Each line below is to be written out in full, exactly as shown.

_AVAILABLE DATA_
_ _ _ _
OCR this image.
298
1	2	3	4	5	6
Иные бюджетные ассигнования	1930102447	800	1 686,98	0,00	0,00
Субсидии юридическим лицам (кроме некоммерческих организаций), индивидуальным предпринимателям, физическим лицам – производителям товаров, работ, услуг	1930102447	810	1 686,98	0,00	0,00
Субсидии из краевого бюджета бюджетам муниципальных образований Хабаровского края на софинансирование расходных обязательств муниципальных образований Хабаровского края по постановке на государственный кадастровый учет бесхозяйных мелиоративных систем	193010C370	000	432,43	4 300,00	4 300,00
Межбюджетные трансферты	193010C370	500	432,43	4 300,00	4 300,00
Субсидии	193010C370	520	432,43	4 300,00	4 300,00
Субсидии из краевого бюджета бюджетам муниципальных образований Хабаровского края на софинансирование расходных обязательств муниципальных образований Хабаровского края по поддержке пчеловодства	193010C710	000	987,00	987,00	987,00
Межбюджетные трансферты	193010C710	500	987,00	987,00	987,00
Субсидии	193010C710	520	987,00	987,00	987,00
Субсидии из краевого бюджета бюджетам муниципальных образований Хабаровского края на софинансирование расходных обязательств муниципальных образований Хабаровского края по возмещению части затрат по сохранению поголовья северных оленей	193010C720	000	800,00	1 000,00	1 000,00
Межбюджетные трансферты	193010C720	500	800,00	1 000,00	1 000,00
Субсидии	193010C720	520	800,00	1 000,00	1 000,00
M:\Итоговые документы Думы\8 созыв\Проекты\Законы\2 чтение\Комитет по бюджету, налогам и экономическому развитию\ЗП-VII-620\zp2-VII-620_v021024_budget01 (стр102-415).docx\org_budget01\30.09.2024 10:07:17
_ _ _ _
_RESULT FOR THIS TASK_
OCR this image.
298
1	2	3	4	5	6
Иные бюджетные ассигнования	1930102447	800	1 686,98	0,00	0,00
Субсидии юридическим лицам (кроме некоммерческих организаций), индивидуальным предпринимателям, физическим лицам – производителям товаров, работ, услуг	1930102447	810	1 686,98	0,00	0,00
Субсидии из краевого бюджета бюджетам муниципальных образований Хабаровского края на софинансирование расходных обязательств муниципальных образований Хабаровского края по постановке на государственный кадастровый учет бесхозяйных мелиоративных систем	193010C370	000	432,43	4 300,00	4 300,00
Межбюджетные трансферты	193010C370	500	432,43	4 300,00	4 300,00
Субсидии	193010C370	520	432,43	4 300,00	4 300,00
Субсидии из краевого бюджета бюджетам муниципальных образований Хабаровского края на софинансирование расходных обязательств муниципальных образований Хабаровского края по поддержке пчеловодства	193010C710	000	987,00	987,00	987,00
Межбюджетные трансферты	193010C710	500	987,00	987,00	987,00
Субсидии	193010C710	520	987,00	987,00	987,00
Субсидии из краевого бюджета бюджетам муниципальных образований Хабаровского края на софинансирование расходных обязательств муниципальных образований Хабаровского края по возмещению части затрат по сохранению поголовья северных оленей	193010C720	000	800,00	1 000,00	1 000,00
Межбюджетные трансферты	193010C720	500	800,00	1 000,00	1 000,00
Субсидии	193010C720	520	800,00	1 000,00	1 000,00
M:\Итоговые документы Думы\8 созыв\Проекты\Законы\2 чтение\Комитет по бюджету, налогам и экономическому развитию\ЗП-VII-620\zp2-VII-620_v021024_budget01 (стр102-415).docx\org_budget01\30.09.2024 10:07:17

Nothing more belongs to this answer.